** START OF Task inputs **
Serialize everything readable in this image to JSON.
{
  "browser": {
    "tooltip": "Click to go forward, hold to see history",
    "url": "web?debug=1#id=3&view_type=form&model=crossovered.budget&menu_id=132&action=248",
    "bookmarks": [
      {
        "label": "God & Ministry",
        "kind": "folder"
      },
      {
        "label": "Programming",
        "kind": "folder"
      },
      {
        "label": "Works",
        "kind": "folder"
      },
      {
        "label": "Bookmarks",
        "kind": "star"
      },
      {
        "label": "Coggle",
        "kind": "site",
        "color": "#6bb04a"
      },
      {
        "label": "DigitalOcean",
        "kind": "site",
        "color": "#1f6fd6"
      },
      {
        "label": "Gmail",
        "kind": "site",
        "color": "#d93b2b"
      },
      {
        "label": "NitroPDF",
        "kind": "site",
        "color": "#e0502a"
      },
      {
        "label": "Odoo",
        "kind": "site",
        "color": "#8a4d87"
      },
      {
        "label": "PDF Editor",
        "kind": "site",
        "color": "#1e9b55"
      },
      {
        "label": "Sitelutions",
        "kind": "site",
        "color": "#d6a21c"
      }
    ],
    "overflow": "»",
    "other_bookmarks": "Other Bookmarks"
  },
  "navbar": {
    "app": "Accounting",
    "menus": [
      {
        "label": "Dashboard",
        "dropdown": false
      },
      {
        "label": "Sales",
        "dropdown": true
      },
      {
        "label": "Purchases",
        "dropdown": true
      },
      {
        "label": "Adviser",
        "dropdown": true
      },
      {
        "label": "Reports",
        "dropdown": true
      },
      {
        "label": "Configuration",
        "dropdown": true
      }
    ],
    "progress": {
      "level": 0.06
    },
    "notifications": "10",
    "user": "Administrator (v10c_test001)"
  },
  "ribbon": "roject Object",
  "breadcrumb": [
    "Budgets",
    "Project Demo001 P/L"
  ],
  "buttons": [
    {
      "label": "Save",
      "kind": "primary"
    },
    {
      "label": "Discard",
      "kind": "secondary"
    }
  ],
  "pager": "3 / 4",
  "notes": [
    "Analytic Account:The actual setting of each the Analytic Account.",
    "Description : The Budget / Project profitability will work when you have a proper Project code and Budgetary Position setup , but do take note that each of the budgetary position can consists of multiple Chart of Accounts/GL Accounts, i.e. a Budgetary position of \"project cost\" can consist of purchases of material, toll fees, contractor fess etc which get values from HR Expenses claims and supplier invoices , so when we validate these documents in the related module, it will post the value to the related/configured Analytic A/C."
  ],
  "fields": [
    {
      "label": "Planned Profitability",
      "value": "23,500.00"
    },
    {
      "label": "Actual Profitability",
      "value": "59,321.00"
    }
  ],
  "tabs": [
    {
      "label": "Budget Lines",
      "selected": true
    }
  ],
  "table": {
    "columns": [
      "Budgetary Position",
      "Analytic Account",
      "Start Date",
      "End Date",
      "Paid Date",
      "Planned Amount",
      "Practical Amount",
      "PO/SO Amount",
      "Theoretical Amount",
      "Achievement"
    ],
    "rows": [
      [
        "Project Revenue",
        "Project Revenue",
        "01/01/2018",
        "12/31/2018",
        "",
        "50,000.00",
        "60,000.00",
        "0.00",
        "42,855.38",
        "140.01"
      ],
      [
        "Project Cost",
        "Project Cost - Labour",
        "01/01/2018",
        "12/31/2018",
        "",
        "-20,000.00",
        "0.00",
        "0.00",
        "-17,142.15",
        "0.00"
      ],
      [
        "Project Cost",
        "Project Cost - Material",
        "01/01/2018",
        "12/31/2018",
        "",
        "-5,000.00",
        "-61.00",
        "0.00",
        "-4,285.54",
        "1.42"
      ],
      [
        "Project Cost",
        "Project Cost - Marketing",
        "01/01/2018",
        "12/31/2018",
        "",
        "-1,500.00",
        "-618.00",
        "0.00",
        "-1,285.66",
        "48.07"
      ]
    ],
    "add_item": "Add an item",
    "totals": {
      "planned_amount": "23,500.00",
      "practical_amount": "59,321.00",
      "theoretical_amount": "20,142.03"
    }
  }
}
** END OF Task inputs **
Task to complete: Find each line with the string "value" and copy it out.

Result:
    "Description : The Budget / Project profitability will work when you have a proper Project code and Budgetary Position setup , but do take note that each of the budgetary position can consists of multiple Chart of Accounts/GL Accounts, i.e. a Budgetary position of \"project cost\" can consist of purchases of material, toll fees, contractor fess etc which get values from HR Expenses claims and supplier invoices , so when we validate these documents in the related module, it will post the value to the related/configured Analytic A/C."
      "value": "23,500.00"
      "value": "59,321.00"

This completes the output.